(Data entries)
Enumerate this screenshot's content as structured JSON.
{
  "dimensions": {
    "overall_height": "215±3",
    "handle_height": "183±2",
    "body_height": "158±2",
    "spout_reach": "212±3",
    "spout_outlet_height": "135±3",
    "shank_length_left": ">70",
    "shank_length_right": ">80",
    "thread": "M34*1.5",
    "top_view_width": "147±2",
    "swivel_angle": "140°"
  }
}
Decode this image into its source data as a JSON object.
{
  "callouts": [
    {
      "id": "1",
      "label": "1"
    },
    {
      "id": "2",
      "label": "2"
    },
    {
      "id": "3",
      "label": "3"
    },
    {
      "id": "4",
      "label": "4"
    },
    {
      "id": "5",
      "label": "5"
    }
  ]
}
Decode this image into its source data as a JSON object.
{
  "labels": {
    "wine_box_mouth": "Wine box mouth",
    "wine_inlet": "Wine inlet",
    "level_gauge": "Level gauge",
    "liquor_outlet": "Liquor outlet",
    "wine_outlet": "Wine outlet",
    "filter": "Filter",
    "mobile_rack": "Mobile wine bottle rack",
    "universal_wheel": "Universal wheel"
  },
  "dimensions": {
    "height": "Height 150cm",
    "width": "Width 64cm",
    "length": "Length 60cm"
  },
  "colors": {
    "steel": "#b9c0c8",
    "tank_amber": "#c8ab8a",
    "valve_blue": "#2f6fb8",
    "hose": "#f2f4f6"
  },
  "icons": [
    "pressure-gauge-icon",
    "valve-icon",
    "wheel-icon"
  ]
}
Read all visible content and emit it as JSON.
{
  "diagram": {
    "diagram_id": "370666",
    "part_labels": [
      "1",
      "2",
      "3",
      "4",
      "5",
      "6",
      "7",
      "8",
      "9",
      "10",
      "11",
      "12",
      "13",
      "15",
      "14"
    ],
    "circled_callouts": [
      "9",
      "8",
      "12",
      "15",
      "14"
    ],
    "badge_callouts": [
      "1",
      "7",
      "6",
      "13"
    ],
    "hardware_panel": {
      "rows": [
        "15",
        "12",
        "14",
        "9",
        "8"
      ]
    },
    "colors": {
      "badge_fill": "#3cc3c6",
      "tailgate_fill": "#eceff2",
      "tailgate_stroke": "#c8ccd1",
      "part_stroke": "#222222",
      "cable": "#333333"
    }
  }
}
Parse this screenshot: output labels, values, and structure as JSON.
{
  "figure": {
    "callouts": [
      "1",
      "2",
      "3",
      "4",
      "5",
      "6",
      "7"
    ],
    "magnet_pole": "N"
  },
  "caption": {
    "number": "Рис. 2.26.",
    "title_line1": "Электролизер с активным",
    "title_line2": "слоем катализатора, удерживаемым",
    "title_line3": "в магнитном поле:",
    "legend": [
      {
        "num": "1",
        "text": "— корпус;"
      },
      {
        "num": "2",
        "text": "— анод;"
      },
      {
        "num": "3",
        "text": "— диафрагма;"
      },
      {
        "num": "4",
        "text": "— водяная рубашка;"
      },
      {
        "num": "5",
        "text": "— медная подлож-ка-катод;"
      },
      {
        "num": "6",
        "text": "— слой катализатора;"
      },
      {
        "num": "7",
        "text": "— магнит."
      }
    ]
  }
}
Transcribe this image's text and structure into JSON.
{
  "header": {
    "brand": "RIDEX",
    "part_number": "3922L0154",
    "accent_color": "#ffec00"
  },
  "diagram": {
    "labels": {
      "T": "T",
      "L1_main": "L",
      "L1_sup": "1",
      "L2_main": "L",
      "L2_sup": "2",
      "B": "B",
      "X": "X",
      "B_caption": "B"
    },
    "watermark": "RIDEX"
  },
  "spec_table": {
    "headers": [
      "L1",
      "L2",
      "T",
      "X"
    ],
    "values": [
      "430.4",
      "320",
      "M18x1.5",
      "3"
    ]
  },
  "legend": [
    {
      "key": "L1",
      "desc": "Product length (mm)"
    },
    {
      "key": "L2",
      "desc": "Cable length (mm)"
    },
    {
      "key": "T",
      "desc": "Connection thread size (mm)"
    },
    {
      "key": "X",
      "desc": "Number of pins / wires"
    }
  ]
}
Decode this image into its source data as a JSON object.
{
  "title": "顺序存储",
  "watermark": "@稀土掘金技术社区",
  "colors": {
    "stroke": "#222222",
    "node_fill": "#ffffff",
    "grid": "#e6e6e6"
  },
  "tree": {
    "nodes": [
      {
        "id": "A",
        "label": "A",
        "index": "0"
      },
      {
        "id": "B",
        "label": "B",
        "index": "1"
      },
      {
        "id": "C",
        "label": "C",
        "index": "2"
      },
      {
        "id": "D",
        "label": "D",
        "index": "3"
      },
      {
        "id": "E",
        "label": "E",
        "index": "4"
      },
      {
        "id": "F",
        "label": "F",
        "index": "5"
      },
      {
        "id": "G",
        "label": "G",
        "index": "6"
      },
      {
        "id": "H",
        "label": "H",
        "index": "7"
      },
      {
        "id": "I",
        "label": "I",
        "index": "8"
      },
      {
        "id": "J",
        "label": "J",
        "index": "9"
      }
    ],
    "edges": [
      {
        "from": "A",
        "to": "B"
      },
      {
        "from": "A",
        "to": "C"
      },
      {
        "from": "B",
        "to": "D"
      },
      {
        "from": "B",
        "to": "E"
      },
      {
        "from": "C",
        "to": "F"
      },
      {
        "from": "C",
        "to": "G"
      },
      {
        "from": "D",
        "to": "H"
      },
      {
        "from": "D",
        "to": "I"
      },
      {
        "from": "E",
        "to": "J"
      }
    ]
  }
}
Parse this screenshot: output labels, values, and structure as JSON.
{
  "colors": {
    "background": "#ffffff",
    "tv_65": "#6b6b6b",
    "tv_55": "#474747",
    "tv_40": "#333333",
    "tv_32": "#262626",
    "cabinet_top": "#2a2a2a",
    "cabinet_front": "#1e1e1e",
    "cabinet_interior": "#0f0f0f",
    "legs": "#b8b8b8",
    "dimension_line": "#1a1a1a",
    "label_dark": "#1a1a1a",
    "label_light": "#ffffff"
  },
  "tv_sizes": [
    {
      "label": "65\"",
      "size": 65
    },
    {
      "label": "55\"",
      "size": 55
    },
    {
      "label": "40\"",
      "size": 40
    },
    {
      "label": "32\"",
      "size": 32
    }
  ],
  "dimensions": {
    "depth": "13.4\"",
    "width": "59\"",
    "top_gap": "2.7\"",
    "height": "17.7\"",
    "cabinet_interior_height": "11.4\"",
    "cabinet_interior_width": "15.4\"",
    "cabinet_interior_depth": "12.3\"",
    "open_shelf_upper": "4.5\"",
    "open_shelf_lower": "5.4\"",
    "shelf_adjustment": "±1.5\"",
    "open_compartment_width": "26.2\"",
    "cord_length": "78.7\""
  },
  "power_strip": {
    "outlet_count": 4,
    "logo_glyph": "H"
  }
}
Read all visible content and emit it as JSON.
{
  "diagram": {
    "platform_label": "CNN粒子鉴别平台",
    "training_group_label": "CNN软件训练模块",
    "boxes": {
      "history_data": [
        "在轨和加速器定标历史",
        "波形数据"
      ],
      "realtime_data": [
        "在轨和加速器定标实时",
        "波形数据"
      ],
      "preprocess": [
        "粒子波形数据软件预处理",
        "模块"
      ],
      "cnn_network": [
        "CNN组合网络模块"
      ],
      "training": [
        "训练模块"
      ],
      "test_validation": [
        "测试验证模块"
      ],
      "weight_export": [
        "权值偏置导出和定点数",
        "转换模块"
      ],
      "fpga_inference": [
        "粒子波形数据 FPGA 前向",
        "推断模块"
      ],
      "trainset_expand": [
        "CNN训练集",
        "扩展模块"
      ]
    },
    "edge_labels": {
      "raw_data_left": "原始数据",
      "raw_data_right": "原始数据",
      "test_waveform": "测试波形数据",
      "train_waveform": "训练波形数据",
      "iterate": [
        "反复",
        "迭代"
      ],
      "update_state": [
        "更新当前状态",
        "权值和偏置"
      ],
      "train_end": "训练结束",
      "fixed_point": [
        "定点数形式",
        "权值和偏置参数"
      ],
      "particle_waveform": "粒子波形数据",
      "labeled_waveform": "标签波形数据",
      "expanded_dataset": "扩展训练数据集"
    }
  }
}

**STATED PROBLEM:**
Report all lines of the material that contain the word "ffffff".

**RESULT BELOW:**
    "node_fill": "#ffffff",
    "background": "#ffffff",
    "label_light": "#ffffff"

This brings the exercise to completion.